■ Goal ■
Write down each entry again, exactly as it reads.

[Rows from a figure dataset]
▼▼▼

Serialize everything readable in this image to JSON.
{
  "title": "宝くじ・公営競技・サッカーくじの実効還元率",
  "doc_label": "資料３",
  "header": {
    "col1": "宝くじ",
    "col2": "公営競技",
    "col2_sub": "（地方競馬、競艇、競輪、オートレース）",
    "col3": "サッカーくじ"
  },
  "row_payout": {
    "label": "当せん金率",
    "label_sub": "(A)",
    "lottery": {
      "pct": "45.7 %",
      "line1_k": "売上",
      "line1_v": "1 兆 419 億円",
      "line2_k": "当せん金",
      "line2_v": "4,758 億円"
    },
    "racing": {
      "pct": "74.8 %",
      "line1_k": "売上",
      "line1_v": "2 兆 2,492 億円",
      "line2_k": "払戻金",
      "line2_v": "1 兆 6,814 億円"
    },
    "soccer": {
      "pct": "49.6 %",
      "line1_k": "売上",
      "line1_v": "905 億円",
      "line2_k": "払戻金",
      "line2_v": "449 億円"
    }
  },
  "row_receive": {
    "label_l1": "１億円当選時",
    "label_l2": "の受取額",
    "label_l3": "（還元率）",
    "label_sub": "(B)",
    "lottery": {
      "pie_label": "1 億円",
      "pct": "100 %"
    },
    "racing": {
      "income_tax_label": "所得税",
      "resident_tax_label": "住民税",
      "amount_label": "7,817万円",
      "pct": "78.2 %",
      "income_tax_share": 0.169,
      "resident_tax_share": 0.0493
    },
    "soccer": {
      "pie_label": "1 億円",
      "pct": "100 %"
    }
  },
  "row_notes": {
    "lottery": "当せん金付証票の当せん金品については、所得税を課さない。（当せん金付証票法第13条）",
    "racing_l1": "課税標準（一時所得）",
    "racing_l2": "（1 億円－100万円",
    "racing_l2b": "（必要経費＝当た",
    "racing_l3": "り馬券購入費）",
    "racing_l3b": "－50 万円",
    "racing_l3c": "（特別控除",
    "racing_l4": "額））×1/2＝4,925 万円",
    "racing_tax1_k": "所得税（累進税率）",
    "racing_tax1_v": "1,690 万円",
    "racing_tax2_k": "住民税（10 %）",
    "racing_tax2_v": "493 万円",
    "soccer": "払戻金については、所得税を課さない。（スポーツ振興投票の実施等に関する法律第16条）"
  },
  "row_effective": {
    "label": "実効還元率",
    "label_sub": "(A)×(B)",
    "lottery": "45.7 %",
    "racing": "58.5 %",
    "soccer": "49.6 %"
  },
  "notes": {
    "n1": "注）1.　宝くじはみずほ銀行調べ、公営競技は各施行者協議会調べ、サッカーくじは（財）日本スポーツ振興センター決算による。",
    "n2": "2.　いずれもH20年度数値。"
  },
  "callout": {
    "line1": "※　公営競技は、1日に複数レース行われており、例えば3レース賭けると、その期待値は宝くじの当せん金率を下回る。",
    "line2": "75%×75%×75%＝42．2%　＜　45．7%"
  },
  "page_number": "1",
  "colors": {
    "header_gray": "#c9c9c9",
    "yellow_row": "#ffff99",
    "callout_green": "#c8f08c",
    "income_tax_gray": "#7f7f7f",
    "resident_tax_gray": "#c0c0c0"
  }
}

▲▲▲

■ Result of this exercise ■
Serialize everything readable in this image to JSON.
{
  "title": "宝くじ・公営競技・サッカーくじの実効還元率",
  "doc_label": "資料３",
  "header": {
    "col1": "宝くじ",
    "col2": "公営競技",
    "col2_sub": "（地方競馬、競艇、競輪、オートレース）",
    "col3": "サッカーくじ"
  },
  "row_payout": {
    "label": "当せん金率",
    "label_sub": "(A)",
    "lottery": {
      "pct": "45.7 %",
      "line1_k": "売上",
      "line1_v": "1 兆 419 億円",
      "line2_k": "当せん金",
      "line2_v": "4,758 億円"
    },
    "racing": {
      "pct": "74.8 %",
      "line1_k": "売上",
      "line1_v": "2 兆 2,492 億円",
      "line2_k": "払戻金",
      "line2_v": "1 兆 6,814 億円"
    },
    "soccer": {
      "pct": "49.6 %",
      "line1_k": "売上",
      "line1_v": "905 億円",
      "line2_k": "払戻金",
      "line2_v": "449 億円"
    }
  },
  "row_receive": {
    "label_l1": "１億円当選時",
    "label_l2": "の受取額",
    "label_l3": "（還元率）",
    "label_sub": "(B)",
    "lottery": {
      "pie_label": "1 億円",
      "pct": "100 %"
    },
    "racing": {
      "income_tax_label": "所得税",
      "resident_tax_label": "住民税",
      "amount_label": "7,817万円",
      "pct": "78.2 %",
      "income_tax_share": 0.169,
      "resident_tax_share": 0.0493
    },
    "soccer": {
      "pie_label": "1 億円",
      "pct": "100 %"
    }
  },
  "row_notes": {
    "lottery": "当せん金付証票の当せん金品については、所得税を課さない。（当せん金付証票法第13条）",
    "racing_l1": "課税標準（一時所得）",
    "racing_l2": "（1 億円－100万円",
    "racing_l2b": "（必要経費＝当た",
    "racing_l3": "り馬券購入費）",
    "racing_l3b": "－50 万円",
    "racing_l3c": "（特別控除",
    "racing_l4": "額））×1/2＝4,925 万円",
    "racing_tax1_k": "所得税（累進税率）",
    "racing_tax1_v": "1,690 万円",
    "racing_tax2_k": "住民税（10 %）",
    "racing_tax2_v": "493 万円",
    "soccer": "払戻金については、所得税を課さない。（スポーツ振興投票の実施等に関する法律第16条）"
  },
  "row_effective": {
    "label": "実効還元率",
    "label_sub": "(A)×(B)",
    "lottery": "45.7 %",
    "racing": "58.5 %",
    "soccer": "49.6 %"
  },
  "notes": {
    "n1": "注）1.　宝くじはみずほ銀行調べ、公営競技は各施行者協議会調べ、サッカーくじは（財）日本スポーツ振興センター決算による。",
    "n2": "2.　いずれもH20年度数値。"
  },
  "callout": {
    "line1": "※　公営競技は、1日に複数レース行われており、例えば3レース賭けると、その期待値は宝くじの当せん金率を下回る。",
    "line2": "75%×75%×75%＝42．2%　＜　45．7%"
  },
  "page_number": "1",
  "colors": {
    "header_gray": "#c9c9c9",
    "yellow_row": "#ffff99",
    "callout_green": "#c8f08c",
    "income_tax_gray": "#7f7f7f",
    "resident_tax_gray": "#c0c0c0"
  }
}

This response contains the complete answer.